Items from a dataset.
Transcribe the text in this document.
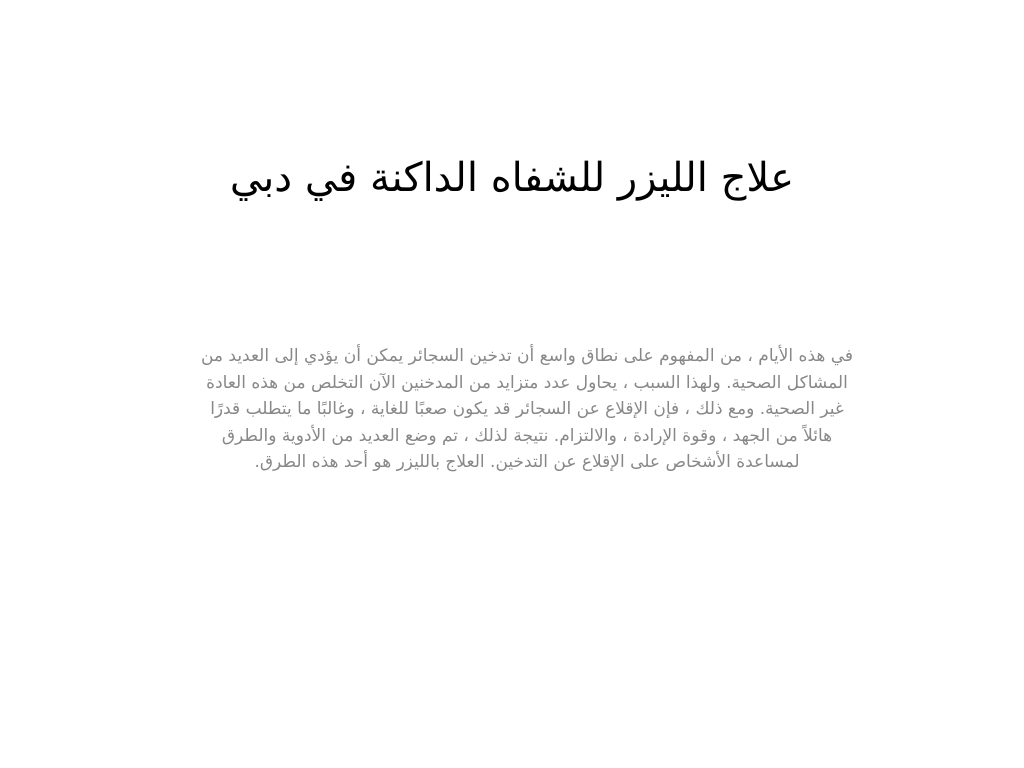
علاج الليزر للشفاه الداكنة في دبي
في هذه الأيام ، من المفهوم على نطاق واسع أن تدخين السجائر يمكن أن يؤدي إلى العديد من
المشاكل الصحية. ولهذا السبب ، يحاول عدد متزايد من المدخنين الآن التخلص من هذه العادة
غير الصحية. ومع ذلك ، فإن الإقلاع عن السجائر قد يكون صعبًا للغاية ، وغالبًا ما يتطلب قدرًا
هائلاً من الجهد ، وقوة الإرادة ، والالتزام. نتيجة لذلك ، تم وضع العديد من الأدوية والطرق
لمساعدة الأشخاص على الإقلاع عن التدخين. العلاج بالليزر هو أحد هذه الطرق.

...

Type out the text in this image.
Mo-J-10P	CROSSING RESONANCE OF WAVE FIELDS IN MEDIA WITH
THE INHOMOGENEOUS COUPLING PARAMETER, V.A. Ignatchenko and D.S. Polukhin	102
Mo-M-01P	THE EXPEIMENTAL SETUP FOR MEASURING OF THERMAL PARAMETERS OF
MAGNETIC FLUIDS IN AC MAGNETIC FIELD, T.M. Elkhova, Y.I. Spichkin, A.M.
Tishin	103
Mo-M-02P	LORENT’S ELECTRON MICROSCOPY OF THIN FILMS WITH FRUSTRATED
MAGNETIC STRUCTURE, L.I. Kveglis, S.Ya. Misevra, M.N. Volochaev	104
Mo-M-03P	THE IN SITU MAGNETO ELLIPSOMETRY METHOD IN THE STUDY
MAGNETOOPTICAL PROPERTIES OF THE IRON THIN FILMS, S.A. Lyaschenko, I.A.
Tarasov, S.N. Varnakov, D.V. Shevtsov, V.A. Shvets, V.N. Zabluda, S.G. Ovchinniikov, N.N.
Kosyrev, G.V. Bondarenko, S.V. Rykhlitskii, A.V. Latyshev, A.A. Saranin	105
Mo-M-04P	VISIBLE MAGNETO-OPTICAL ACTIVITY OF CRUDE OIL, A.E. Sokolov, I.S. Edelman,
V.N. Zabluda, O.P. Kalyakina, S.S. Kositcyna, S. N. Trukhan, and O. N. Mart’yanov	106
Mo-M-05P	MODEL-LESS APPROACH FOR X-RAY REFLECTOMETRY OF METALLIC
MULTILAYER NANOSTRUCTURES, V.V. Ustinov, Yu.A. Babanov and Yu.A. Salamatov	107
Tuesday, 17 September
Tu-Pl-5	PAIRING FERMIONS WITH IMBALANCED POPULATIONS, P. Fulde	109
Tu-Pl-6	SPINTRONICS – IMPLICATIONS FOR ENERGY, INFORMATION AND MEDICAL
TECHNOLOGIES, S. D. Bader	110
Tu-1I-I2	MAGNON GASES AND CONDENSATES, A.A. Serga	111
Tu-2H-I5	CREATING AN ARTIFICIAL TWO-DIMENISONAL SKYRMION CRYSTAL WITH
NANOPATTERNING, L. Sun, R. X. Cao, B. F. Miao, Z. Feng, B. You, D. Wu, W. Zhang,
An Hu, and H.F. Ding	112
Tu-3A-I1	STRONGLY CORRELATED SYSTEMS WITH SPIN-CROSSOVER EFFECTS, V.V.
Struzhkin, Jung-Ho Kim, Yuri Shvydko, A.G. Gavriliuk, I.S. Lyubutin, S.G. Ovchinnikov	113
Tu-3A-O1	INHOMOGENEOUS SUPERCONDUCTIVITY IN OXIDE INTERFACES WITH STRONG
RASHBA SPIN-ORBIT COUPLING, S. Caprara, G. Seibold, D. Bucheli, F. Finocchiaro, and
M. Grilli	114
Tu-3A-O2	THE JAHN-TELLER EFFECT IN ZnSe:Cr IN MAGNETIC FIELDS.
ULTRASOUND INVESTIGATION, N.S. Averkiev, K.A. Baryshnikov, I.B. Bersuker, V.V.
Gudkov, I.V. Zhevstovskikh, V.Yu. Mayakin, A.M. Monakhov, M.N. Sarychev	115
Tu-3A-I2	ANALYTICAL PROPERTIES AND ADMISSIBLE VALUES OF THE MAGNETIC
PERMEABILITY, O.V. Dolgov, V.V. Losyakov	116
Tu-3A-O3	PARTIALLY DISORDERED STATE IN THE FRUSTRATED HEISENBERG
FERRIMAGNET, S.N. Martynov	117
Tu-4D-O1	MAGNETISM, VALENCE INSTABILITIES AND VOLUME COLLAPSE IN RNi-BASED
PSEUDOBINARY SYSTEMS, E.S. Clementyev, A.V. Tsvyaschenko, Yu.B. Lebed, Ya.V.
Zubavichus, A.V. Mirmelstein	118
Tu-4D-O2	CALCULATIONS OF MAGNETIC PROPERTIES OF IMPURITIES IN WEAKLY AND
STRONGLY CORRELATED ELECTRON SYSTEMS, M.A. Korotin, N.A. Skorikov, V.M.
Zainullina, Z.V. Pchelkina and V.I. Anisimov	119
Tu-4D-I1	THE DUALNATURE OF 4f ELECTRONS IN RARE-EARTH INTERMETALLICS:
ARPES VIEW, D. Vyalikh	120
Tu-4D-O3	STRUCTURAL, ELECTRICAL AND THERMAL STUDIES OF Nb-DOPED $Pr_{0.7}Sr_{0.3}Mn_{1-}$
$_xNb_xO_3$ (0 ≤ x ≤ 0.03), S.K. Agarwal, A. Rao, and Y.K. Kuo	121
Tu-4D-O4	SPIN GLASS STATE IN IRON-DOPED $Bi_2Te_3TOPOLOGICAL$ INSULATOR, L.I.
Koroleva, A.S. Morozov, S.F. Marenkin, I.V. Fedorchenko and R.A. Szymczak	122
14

Exercise aim. Search the entries for the word "PROPERTIES" and pick out every line that holds it.

Reply.
MAGNETOOPTICAL PROPERTIES OF THE IRON THIN FILMS, S.A. Lyaschenko, I.A.
Tu-3A-I2	ANALYTICAL PROPERTIES AND ADMISSIBLE VALUES OF THE MAGNETIC
Tu-4D-O2	CALCULATIONS OF MAGNETIC PROPERTIES OF IMPURITIES IN WEAKLY AND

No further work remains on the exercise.